[begin MATERIAL SHOWN]

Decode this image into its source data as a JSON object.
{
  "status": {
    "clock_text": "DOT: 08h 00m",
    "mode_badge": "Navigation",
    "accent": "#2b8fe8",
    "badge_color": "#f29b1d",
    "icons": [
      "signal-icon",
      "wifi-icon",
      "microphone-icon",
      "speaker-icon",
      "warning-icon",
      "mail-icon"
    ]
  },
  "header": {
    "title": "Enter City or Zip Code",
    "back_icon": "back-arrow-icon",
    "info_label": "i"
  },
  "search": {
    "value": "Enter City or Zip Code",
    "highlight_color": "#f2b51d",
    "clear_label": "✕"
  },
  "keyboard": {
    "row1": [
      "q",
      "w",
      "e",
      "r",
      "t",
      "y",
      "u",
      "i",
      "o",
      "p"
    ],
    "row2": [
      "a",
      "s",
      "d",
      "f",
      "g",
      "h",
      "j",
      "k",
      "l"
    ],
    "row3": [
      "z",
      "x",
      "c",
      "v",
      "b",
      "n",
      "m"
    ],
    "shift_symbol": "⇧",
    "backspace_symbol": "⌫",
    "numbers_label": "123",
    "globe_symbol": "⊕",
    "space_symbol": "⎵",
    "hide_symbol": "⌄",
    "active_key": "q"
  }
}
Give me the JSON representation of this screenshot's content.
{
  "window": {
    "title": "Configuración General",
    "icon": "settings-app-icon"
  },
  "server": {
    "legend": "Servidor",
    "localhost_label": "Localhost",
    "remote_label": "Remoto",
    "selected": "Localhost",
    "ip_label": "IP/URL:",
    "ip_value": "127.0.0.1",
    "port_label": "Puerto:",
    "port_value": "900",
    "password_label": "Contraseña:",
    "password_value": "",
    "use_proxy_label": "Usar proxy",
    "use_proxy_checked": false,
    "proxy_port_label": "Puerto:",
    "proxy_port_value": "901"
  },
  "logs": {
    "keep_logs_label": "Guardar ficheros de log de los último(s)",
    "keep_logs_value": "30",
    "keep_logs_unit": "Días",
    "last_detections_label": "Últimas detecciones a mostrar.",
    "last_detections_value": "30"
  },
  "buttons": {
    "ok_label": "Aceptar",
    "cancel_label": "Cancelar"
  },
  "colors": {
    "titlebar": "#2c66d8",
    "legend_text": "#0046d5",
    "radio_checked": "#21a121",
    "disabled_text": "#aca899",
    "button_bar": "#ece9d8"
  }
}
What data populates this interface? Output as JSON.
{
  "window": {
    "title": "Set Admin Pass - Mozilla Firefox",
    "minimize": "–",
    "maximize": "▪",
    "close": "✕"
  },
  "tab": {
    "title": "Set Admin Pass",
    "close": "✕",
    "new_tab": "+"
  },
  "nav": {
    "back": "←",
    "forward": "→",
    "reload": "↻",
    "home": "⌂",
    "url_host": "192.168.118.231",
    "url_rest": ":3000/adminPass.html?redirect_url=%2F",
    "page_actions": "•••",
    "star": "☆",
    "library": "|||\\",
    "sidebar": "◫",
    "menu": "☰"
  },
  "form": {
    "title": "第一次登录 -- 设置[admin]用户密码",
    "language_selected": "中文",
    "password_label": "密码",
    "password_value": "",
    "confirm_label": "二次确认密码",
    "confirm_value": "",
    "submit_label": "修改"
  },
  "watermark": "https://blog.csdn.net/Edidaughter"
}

[end MATERIAL SHOWN]

### PROBLEM STATEMENT
Reproduce the material exactly, with every line intact.

### PROBLEM SOLUTION
Decode this image into its source data as a JSON object.
{
  "status": {
    "clock_text": "DOT: 08h 00m",
    "mode_badge": "Navigation",
    "accent": "#2b8fe8",
    "badge_color": "#f29b1d",
    "icons": [
      "signal-icon",
      "wifi-icon",
      "microphone-icon",
      "speaker-icon",
      "warning-icon",
      "mail-icon"
    ]
  },
  "header": {
    "title": "Enter City or Zip Code",
    "back_icon": "back-arrow-icon",
    "info_label": "i"
  },
  "search": {
    "value": "Enter City or Zip Code",
    "highlight_color": "#f2b51d",
    "clear_label": "✕"
  },
  "keyboard": {
    "row1": [
      "q",
      "w",
      "e",
      "r",
      "t",
      "y",
      "u",
      "i",
      "o",
      "p"
    ],
    "row2": [
      "a",
      "s",
      "d",
      "f",
      "g",
      "h",
      "j",
      "k",
      "l"
    ],
    "row3": [
      "z",
      "x",
      "c",
      "v",
      "b",
      "n",
      "m"
    ],
    "shift_symbol": "⇧",
    "backspace_symbol": "⌫",
    "numbers_label": "123",
    "globe_symbol": "⊕",
    "space_symbol": "⎵",
    "hide_symbol": "⌄",
    "active_key": "q"
  }
}
Give me the JSON representation of this screenshot's content.
{
  "window": {
    "title": "Configuración General",
    "icon": "settings-app-icon"
  },
  "server": {
    "legend": "Servidor",
    "localhost_label": "Localhost",
    "remote_label": "Remoto",
    "selected": "Localhost",
    "ip_label": "IP/URL:",
    "ip_value": "127.0.0.1",
    "port_label": "Puerto:",
    "port_value": "900",
    "password_label": "Contraseña:",
    "password_value": "",
    "use_proxy_label": "Usar proxy",
    "use_proxy_checked": false,
    "proxy_port_label": "Puerto:",
    "proxy_port_value": "901"
  },
  "logs": {
    "keep_logs_label": "Guardar ficheros de log de los último(s)",
    "keep_logs_value": "30",
    "keep_logs_unit": "Días",
    "last_detections_label": "Últimas detecciones a mostrar.",
    "last_detections_value": "30"
  },
  "buttons": {
    "ok_label": "Aceptar",
    "cancel_label": "Cancelar"
  },
  "colors": {
    "titlebar": "#2c66d8",
    "legend_text": "#0046d5",
    "radio_checked": "#21a121",
    "disabled_text": "#aca899",
    "button_bar": "#ece9d8"
  }
}
What data populates this interface? Output as JSON.
{
  "window": {
    "title": "Set Admin Pass - Mozilla Firefox",
    "minimize": "–",
    "maximize": "▪",
    "close": "✕"
  },
  "tab": {
    "title": "Set Admin Pass",
    "close": "✕",
    "new_tab": "+"
  },
  "nav": {
    "back": "←",
    "forward": "→",
    "reload": "↻",
    "home": "⌂",
    "url_host": "192.168.118.231",
    "url_rest": ":3000/adminPass.html?redirect_url=%2F",
    "page_actions": "•••",
    "star": "☆",
    "library": "|||\\",
    "sidebar": "◫",
    "menu": "☰"
  },
  "form": {
    "title": "第一次登录 -- 设置[admin]用户密码",
    "language_selected": "中文",
    "password_label": "密码",
    "password_value": "",
    "confirm_label": "二次确认密码",
    "confirm_value": "",
    "submit_label": "修改"
  },
  "watermark": "https://blog.csdn.net/Edidaughter"
}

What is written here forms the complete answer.